◆ **EXCERPTED TEXT**
The drop highlights ongoing weakness in Egypt's private sector Although the economy's rebalancing process is proceeding as one would expect.
04.04.17 | Source: The Times of India

Business activity in Egypt shrank for the 18th straight month in March, a survey showed on Tuesday, as lower demand and unstable economic conditions contributed to steep declines in output and new orders.
The Emirates NBD Egypt Purchasing Managers' Index (PMI) for the non-oil private sector fell to 45.9 in March from 46.7 in February, remaining below the 50-point mark that separates growth from contraction.
The survey showed that output also contracted for the 18th consecutive month to 44 in March from 44.3 the previous month. New orders also declined to 43.8 from 44.
"The March PMI highlights ongoing weakness in Egypt's private sector," said Tim Fox, Head of Research and Chief Economist at Emirates NBD.

◆ **ENTRIES SHOWN**
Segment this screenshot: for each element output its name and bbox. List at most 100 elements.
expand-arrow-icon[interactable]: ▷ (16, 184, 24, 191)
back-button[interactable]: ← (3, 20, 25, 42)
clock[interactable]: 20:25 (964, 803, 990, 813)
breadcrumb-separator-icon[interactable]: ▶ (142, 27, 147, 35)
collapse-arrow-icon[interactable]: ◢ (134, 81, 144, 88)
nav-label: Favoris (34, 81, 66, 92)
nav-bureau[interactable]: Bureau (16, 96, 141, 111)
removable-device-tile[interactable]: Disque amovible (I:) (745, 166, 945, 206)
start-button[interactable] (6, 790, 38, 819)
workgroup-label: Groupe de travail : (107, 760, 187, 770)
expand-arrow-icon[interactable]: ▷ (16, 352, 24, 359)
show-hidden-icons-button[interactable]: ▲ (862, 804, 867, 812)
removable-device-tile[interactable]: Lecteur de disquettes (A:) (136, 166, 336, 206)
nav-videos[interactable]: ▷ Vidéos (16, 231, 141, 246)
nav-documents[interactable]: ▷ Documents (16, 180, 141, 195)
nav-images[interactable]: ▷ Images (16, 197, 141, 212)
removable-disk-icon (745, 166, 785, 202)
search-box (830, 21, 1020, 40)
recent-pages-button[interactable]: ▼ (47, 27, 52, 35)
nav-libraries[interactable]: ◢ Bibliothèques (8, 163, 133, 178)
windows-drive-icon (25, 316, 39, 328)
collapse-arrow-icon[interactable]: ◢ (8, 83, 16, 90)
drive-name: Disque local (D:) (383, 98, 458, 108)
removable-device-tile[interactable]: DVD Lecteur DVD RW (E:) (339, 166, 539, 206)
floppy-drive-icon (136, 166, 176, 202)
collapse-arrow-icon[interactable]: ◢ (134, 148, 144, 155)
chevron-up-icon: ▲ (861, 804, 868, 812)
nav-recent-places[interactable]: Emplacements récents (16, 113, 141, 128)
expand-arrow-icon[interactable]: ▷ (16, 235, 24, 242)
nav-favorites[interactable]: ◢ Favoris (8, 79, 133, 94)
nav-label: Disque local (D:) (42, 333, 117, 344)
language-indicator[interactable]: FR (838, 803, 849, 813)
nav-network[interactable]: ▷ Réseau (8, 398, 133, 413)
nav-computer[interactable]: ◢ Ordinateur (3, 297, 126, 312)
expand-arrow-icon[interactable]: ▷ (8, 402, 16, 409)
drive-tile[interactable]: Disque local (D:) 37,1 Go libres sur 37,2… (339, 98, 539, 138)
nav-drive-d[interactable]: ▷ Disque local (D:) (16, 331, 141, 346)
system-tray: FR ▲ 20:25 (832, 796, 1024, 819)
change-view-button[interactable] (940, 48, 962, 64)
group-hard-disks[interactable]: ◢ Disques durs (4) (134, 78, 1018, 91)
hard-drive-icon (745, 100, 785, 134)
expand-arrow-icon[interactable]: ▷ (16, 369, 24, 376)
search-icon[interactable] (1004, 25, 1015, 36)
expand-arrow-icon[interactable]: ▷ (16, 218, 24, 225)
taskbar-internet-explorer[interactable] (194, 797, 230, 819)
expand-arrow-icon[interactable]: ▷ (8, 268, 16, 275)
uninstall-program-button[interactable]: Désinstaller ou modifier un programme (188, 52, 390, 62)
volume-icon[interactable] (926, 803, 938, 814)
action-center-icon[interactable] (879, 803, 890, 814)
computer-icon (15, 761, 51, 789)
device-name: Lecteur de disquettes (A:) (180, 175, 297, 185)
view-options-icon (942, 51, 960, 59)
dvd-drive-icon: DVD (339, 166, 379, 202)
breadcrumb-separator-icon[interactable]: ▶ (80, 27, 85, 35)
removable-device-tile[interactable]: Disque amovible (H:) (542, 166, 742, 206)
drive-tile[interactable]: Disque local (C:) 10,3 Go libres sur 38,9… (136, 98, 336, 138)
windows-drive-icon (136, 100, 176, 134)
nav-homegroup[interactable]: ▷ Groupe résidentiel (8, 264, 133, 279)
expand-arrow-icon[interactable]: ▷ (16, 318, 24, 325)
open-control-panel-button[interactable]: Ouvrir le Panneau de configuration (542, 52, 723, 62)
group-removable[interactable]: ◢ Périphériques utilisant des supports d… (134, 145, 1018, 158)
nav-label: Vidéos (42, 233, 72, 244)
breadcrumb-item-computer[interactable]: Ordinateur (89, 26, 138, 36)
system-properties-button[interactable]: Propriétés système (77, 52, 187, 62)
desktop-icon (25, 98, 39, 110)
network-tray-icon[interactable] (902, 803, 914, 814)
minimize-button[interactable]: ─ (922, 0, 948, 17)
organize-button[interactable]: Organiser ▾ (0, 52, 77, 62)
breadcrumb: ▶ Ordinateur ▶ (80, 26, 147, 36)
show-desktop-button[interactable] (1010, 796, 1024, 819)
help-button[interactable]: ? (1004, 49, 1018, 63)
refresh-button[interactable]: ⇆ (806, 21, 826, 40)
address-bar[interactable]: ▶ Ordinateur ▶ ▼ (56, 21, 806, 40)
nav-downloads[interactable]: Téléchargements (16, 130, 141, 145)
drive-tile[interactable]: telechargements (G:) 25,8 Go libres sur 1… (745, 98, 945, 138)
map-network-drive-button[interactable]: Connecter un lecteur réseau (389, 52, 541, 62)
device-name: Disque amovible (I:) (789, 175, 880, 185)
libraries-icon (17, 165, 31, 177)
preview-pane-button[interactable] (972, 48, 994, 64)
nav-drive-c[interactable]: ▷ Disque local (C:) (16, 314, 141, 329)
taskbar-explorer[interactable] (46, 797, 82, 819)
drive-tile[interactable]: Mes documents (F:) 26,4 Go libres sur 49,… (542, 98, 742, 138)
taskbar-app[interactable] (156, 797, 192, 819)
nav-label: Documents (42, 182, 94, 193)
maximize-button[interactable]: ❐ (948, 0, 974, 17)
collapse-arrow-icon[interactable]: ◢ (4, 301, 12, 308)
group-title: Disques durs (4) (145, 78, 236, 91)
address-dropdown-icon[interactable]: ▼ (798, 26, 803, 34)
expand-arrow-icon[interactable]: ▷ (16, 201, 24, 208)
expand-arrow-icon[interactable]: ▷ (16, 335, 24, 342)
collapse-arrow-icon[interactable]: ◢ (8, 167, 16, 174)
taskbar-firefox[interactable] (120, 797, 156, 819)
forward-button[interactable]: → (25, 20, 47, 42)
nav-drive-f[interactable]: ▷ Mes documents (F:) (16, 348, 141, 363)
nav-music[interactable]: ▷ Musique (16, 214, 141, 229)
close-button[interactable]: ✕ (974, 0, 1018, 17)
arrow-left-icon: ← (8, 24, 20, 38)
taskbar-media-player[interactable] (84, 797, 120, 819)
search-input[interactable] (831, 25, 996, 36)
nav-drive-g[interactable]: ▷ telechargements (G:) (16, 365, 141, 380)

◆ **BRIEF**
Carry on the article about Egypt's shrinking private-sector business activity, starting right after its last sentence. The entries are separate material and have no connection to the text on Egypt's private sector.

◆ **WRITTEN ANSWER**
"Although the economy's rebalancing process is proceeding as one would expect - evident through a narrowing in the trade deficit and higher FX reserves - it will take some time before this translates into stronger growth momentum."
The employment index was up slightly to 47.2 in March from 47 in February, but this marked the 22nd month that it was below 50, indicating shrinking employment.
Egypt has been struggling to revive its economy since a popular uprising in 2011 drove both investors and tourists away, depriving the country of the foreign currency it needs for importing raw materials.